Write out the entries below once more, exactly.

────

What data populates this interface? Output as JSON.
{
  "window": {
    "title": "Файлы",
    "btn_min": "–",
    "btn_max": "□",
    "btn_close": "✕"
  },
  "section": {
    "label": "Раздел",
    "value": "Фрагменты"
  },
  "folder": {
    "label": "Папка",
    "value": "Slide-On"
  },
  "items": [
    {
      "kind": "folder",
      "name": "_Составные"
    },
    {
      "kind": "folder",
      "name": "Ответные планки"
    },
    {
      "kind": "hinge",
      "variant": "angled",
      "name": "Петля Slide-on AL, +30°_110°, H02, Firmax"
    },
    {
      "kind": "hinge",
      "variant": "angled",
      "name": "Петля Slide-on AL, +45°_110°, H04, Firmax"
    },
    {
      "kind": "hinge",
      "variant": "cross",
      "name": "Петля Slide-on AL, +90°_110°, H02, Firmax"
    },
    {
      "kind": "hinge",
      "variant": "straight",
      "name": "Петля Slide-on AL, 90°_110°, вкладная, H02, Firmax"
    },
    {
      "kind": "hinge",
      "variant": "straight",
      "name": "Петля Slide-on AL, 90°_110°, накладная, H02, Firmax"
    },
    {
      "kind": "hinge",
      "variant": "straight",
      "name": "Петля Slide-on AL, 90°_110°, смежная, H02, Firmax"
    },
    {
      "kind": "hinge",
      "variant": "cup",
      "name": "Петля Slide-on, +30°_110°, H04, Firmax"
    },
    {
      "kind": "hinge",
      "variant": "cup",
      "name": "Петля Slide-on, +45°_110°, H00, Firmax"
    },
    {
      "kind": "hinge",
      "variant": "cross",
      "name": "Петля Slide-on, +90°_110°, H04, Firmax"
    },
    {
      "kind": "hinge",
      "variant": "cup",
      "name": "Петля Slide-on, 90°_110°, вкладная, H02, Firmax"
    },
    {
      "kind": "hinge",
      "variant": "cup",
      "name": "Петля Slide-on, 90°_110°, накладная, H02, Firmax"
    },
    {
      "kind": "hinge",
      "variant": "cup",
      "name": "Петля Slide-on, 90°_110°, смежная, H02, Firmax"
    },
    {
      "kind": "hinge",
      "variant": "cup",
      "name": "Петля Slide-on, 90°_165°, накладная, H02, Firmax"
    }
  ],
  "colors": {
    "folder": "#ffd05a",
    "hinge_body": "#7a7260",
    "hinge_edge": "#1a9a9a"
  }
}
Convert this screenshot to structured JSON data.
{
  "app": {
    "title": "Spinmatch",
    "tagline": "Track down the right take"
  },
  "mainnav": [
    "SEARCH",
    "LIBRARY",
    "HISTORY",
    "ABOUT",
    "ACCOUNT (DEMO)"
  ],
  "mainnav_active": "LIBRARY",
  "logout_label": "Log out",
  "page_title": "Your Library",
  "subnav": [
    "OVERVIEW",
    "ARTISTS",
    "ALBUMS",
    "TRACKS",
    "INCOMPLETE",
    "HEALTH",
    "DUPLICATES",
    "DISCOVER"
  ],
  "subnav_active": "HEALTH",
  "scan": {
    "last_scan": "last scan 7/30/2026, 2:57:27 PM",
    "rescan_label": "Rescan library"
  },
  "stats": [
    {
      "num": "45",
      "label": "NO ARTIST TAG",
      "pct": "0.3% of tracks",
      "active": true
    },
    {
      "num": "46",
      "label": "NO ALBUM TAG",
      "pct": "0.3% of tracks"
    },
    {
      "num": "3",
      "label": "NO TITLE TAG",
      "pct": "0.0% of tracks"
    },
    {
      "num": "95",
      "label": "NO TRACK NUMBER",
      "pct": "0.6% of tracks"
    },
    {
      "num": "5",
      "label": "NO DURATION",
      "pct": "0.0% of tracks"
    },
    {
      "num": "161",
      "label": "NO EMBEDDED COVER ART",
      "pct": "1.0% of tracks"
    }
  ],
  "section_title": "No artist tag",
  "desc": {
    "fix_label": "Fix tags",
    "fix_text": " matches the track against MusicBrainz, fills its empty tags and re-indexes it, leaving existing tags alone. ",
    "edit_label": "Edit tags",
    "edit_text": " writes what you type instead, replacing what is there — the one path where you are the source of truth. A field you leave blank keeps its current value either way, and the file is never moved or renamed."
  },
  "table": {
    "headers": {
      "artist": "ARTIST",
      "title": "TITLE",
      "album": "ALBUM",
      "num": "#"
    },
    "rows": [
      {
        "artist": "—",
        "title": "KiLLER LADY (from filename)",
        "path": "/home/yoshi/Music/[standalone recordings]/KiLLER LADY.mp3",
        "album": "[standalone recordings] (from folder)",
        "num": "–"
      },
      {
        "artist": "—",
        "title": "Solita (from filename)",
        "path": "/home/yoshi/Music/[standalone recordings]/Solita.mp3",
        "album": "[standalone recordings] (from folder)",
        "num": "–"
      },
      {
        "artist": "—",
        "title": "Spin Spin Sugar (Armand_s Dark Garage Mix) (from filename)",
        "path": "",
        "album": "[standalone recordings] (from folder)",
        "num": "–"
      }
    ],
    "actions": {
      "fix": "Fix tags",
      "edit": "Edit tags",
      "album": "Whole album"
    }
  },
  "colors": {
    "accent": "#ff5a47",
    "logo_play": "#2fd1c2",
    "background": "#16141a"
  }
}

────

● Answer to this exercise
What data populates this interface? Output as JSON.
{
  "window": {
    "title": "Файлы",
    "btn_min": "–",
    "btn_max": "□",
    "btn_close": "✕"
  },
  "section": {
    "label": "Раздел",
    "value": "Фрагменты"
  },
  "folder": {
    "label": "Папка",
    "value": "Slide-On"
  },
  "items": [
    {
      "kind": "folder",
      "name": "_Составные"
    },
    {
      "kind": "folder",
      "name": "Ответные планки"
    },
    {
      "kind": "hinge",
      "variant": "angled",
      "name": "Петля Slide-on AL, +30°_110°, H02, Firmax"
    },
    {
      "kind": "hinge",
      "variant": "angled",
      "name": "Петля Slide-on AL, +45°_110°, H04, Firmax"
    },
    {
      "kind": "hinge",
      "variant": "cross",
      "name": "Петля Slide-on AL, +90°_110°, H02, Firmax"
    },
    {
      "kind": "hinge",
      "variant": "straight",
      "name": "Петля Slide-on AL, 90°_110°, вкладная, H02, Firmax"
    },
    {
      "kind": "hinge",
      "variant": "straight",
      "name": "Петля Slide-on AL, 90°_110°, накладная, H02, Firmax"
    },
    {
      "kind": "hinge",
      "variant": "straight",
      "name": "Петля Slide-on AL, 90°_110°, смежная, H02, Firmax"
    },
    {
      "kind": "hinge",
      "variant": "cup",
      "name": "Петля Slide-on, +30°_110°, H04, Firmax"
    },
    {
      "kind": "hinge",
      "variant": "cup",
      "name": "Петля Slide-on, +45°_110°, H00, Firmax"
    },
    {
      "kind": "hinge",
      "variant": "cross",
      "name": "Петля Slide-on, +90°_110°, H04, Firmax"
    },
    {
      "kind": "hinge",
      "variant": "cup",
      "name": "Петля Slide-on, 90°_110°, вкладная, H02, Firmax"
    },
    {
      "kind": "hinge",
      "variant": "cup",
      "name": "Петля Slide-on, 90°_110°, накладная, H02, Firmax"
    },
    {
      "kind": "hinge",
      "variant": "cup",
      "name": "Петля Slide-on, 90°_110°, смежная, H02, Firmax"
    },
    {
      "kind": "hinge",
      "variant": "cup",
      "name": "Петля Slide-on, 90°_165°, накладная, H02, Firmax"
    }
  ],
  "colors": {
    "folder": "#ffd05a",
    "hinge_body": "#7a7260",
    "hinge_edge": "#1a9a9a"
  }
}
Convert this screenshot to structured JSON data.
{
  "app": {
    "title": "Spinmatch",
    "tagline": "Track down the right take"
  },
  "mainnav": [
    "SEARCH",
    "LIBRARY",
    "HISTORY",
    "ABOUT",
    "ACCOUNT (DEMO)"
  ],
  "mainnav_active": "LIBRARY",
  "logout_label": "Log out",
  "page_title": "Your Library",
  "subnav": [
    "OVERVIEW",
    "ARTISTS",
    "ALBUMS",
    "TRACKS",
    "INCOMPLETE",
    "HEALTH",
    "DUPLICATES",
    "DISCOVER"
  ],
  "subnav_active": "HEALTH",
  "scan": {
    "last_scan": "last scan 7/30/2026, 2:57:27 PM",
    "rescan_label": "Rescan library"
  },
  "stats": [
    {
      "num": "45",
      "label": "NO ARTIST TAG",
      "pct": "0.3% of tracks",
      "active": true
    },
    {
      "num": "46",
      "label": "NO ALBUM TAG",
      "pct": "0.3% of tracks"
    },
    {
      "num": "3",
      "label": "NO TITLE TAG",
      "pct": "0.0% of tracks"
    },
    {
      "num": "95",
      "label": "NO TRACK NUMBER",
      "pct": "0.6% of tracks"
    },
    {
      "num": "5",
      "label": "NO DURATION",
      "pct": "0.0% of tracks"
    },
    {
      "num": "161",
      "label": "NO EMBEDDED COVER ART",
      "pct": "1.0% of tracks"
    }
  ],
  "section_title": "No artist tag",
  "desc": {
    "fix_label": "Fix tags",
    "fix_text": " matches the track against MusicBrainz, fills its empty tags and re-indexes it, leaving existing tags alone. ",
    "edit_label": "Edit tags",
    "edit_text": " writes what you type instead, replacing what is there — the one path where you are the source of truth. A field you leave blank keeps its current value either way, and the file is never moved or renamed."
  },
  "table": {
    "headers": {
      "artist": "ARTIST",
      "title": "TITLE",
      "album": "ALBUM",
      "num": "#"
    },
    "rows": [
      {
        "artist": "—",
        "title": "KiLLER LADY (from filename)",
        "path": "/home/yoshi/Music/[standalone recordings]/KiLLER LADY.mp3",
        "album": "[standalone recordings] (from folder)",
        "num": "–"
      },
      {
        "artist": "—",
        "title": "Solita (from filename)",
        "path": "/home/yoshi/Music/[standalone recordings]/Solita.mp3",
        "album": "[standalone recordings] (from folder)",
        "num": "–"
      },
      {
        "artist": "—",
        "title": "Spin Spin Sugar (Armand_s Dark Garage Mix) (from filename)",
        "path": "",
        "album": "[standalone recordings] (from folder)",
        "num": "–"
      }
    ],
    "actions": {
      "fix": "Fix tags",
      "edit": "Edit tags",
      "album": "Whole album"
    }
  },
  "colors": {
    "accent": "#ff5a47",
    "logo_play": "#2fd1c2",
    "background": "#16141a"
  }
}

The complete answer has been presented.